● **TASK GOAL**:
State how many lines of the entries below hold the word "Autre"; reply with nothing but the number.

━━━

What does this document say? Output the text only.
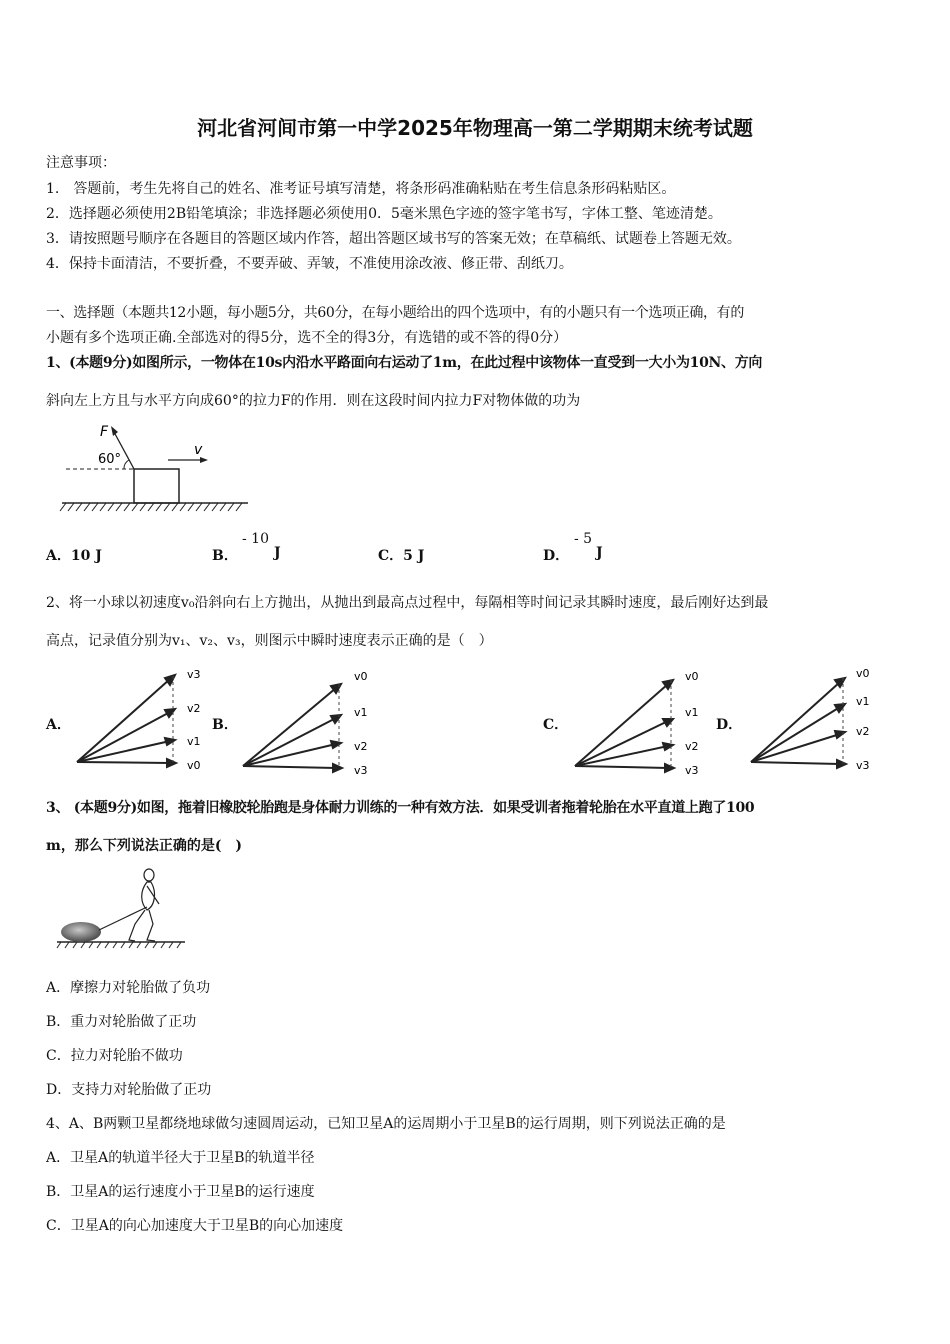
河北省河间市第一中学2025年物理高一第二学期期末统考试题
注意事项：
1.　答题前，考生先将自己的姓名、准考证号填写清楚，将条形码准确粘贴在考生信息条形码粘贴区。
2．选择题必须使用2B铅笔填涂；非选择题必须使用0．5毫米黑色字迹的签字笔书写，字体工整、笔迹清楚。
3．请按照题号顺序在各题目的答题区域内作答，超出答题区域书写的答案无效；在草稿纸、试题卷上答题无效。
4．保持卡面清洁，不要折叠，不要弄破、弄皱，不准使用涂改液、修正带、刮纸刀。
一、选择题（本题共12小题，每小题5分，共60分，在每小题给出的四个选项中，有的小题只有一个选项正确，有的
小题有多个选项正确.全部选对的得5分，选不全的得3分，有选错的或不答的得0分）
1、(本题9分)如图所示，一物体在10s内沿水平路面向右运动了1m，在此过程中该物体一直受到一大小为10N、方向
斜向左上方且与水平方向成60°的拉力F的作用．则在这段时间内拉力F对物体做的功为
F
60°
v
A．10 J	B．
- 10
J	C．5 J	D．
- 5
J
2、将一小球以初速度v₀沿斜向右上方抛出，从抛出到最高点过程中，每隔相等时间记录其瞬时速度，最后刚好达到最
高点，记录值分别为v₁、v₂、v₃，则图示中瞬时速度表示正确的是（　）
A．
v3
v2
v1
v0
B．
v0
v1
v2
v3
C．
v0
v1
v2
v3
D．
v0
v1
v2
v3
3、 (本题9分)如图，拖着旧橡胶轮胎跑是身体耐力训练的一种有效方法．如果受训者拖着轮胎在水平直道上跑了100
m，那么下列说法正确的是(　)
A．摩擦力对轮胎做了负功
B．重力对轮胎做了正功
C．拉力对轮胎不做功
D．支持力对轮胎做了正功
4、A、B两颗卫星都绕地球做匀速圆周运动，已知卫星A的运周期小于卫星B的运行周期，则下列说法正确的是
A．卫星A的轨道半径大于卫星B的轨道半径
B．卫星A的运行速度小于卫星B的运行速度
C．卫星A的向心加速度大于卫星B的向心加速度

━━━

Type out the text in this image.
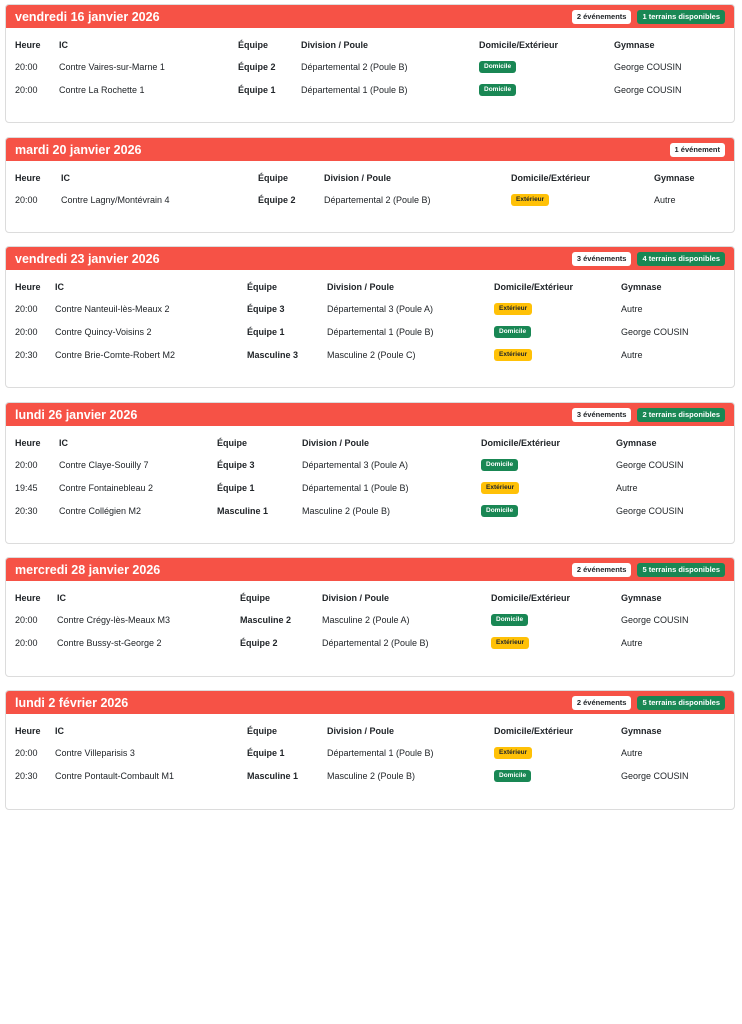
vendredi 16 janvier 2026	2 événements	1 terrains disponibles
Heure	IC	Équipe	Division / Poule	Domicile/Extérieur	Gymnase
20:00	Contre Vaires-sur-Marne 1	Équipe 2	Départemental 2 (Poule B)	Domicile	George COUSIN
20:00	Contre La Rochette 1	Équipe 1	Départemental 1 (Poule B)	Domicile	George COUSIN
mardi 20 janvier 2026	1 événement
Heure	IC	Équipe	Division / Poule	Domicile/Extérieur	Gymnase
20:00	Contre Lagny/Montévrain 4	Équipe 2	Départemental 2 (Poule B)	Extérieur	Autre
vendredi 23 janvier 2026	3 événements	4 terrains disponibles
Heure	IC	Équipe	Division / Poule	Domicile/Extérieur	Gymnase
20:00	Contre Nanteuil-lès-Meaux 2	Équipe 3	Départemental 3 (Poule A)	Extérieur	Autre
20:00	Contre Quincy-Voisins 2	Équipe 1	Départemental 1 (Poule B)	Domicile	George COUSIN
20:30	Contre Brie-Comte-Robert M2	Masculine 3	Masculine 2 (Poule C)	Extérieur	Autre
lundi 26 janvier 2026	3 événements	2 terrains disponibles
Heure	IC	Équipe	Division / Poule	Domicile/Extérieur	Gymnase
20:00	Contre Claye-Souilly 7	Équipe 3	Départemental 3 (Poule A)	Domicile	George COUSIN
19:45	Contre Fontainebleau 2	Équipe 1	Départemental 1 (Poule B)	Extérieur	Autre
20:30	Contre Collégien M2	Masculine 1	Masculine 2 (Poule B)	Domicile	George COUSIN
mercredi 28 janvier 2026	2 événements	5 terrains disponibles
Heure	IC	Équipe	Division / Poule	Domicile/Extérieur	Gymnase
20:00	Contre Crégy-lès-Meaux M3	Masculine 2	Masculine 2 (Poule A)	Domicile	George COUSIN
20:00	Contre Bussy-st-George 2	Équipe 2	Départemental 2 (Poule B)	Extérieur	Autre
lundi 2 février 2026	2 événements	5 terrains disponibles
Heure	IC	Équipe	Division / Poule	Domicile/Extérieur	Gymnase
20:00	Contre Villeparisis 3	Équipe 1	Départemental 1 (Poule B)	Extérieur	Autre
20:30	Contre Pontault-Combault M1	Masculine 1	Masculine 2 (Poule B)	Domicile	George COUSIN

━━━

● **CORRECT RESULT**:
6